• **Excerpted data**
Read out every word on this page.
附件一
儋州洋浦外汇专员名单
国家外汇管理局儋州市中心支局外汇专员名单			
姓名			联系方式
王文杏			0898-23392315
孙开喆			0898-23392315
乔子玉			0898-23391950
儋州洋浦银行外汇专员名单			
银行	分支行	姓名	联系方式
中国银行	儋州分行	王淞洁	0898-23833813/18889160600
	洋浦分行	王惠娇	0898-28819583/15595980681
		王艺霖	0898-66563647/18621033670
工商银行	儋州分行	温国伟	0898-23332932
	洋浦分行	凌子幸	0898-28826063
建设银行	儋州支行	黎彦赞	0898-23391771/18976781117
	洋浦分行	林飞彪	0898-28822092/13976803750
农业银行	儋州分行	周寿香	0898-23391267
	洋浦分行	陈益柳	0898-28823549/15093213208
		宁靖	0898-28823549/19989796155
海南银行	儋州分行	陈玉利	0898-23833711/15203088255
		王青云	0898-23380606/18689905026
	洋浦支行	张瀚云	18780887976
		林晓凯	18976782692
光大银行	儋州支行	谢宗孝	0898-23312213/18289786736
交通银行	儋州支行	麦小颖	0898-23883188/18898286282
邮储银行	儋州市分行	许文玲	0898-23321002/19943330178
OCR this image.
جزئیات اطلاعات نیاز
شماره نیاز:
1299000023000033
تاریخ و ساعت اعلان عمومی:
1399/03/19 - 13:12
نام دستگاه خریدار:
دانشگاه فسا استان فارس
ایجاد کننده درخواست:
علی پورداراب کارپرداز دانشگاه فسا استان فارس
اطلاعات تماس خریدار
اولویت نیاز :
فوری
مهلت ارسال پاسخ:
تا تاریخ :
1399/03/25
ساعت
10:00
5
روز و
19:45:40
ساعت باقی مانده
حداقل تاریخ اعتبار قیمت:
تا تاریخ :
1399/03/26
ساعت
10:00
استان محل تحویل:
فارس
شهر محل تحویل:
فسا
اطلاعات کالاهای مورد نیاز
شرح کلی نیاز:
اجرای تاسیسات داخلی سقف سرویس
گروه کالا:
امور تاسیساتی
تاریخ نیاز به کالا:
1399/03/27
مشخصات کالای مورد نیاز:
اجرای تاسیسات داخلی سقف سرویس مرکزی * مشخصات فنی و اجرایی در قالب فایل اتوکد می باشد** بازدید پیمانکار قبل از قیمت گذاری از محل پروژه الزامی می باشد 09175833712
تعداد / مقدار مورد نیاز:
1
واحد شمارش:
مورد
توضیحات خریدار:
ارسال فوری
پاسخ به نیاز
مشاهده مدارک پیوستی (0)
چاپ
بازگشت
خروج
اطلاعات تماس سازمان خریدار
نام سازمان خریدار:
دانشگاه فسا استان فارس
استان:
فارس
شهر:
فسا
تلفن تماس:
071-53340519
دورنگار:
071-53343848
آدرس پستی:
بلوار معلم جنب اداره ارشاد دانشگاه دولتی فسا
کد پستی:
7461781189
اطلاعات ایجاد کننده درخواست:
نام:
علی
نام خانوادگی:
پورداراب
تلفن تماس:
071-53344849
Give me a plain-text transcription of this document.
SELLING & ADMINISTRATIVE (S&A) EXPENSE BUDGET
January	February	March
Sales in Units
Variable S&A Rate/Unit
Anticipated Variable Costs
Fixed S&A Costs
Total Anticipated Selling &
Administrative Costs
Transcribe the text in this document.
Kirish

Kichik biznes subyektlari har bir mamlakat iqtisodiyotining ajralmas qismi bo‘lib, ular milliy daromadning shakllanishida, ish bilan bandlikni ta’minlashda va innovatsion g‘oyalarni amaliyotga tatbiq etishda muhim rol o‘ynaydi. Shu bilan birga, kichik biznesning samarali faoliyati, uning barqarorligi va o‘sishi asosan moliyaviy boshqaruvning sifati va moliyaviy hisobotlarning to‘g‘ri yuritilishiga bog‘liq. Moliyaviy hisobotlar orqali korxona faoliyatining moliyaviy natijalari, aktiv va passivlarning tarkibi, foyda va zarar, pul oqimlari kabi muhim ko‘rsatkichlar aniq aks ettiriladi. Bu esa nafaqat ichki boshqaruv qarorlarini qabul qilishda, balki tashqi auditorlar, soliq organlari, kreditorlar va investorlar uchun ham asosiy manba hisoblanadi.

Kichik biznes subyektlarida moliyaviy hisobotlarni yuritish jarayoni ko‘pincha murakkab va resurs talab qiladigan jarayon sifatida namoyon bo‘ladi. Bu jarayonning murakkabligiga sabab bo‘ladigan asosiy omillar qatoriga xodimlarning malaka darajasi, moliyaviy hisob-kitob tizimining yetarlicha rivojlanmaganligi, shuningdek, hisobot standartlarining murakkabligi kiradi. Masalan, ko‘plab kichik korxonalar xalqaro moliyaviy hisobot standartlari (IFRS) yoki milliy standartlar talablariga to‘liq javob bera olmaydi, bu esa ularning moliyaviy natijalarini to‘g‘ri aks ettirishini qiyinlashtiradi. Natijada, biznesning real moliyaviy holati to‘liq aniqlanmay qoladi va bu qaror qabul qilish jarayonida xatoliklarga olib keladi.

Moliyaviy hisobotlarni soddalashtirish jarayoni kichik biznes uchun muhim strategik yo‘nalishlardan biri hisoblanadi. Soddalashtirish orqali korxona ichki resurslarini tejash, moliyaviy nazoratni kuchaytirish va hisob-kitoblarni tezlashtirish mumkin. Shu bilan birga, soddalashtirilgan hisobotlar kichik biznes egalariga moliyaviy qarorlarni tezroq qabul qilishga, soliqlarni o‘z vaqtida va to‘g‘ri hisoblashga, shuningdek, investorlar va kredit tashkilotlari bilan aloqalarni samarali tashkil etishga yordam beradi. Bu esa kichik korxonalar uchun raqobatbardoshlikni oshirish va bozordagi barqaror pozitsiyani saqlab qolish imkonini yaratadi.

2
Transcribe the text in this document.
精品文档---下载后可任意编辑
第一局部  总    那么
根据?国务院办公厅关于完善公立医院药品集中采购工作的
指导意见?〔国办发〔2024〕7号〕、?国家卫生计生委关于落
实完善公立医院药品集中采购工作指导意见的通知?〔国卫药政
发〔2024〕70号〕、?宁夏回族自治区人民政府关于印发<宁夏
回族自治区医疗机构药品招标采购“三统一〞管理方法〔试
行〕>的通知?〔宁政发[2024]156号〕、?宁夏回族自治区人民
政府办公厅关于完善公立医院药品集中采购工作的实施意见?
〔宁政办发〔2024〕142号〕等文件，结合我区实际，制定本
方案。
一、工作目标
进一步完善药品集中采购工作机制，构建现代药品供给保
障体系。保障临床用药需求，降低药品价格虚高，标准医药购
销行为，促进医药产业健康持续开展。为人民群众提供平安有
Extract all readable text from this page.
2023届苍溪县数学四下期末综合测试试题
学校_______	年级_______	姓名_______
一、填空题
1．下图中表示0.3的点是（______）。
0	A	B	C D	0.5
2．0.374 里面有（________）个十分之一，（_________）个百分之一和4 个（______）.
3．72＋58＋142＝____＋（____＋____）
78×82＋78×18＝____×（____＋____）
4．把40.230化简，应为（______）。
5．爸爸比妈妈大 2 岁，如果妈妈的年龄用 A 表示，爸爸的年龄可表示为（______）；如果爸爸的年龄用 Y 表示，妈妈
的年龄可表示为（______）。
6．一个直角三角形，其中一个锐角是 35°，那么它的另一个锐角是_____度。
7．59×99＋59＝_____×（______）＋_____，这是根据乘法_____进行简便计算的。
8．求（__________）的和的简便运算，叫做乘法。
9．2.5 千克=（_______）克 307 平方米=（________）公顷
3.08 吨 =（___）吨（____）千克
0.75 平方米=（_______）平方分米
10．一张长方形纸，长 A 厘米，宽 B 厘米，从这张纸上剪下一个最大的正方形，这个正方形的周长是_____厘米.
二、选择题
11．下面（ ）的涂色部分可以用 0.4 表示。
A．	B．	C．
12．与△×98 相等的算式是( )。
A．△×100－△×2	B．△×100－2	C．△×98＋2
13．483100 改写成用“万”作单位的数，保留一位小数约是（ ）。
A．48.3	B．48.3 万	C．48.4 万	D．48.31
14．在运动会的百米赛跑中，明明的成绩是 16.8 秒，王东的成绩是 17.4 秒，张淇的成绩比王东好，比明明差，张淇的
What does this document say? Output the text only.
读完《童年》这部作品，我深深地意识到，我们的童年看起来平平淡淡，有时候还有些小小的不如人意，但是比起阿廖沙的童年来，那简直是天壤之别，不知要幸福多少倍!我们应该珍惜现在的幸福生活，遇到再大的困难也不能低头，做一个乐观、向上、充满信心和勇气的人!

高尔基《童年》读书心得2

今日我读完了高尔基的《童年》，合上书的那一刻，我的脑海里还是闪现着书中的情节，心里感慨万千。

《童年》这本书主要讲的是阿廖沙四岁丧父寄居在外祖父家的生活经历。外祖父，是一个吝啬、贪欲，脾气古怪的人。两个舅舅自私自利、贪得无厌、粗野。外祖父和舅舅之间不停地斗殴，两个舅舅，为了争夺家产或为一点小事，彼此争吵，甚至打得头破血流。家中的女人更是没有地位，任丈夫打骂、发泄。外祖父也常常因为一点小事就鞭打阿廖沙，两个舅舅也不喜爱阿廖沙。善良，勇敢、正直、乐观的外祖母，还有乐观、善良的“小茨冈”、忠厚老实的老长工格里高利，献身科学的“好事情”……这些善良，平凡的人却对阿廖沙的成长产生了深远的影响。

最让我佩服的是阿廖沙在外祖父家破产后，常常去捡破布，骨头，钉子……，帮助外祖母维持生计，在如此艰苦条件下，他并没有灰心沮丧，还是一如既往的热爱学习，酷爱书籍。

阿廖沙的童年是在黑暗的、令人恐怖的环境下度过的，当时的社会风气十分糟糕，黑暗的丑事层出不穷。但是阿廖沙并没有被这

• **Short exercise**
Return all lines containing the word "خریدار".

• **Reply**
نام دستگاه خریدار:
اطلاعات تماس خریدار
توضیحات خریدار:
اطلاعات تماس سازمان خریدار
نام سازمان خریدار:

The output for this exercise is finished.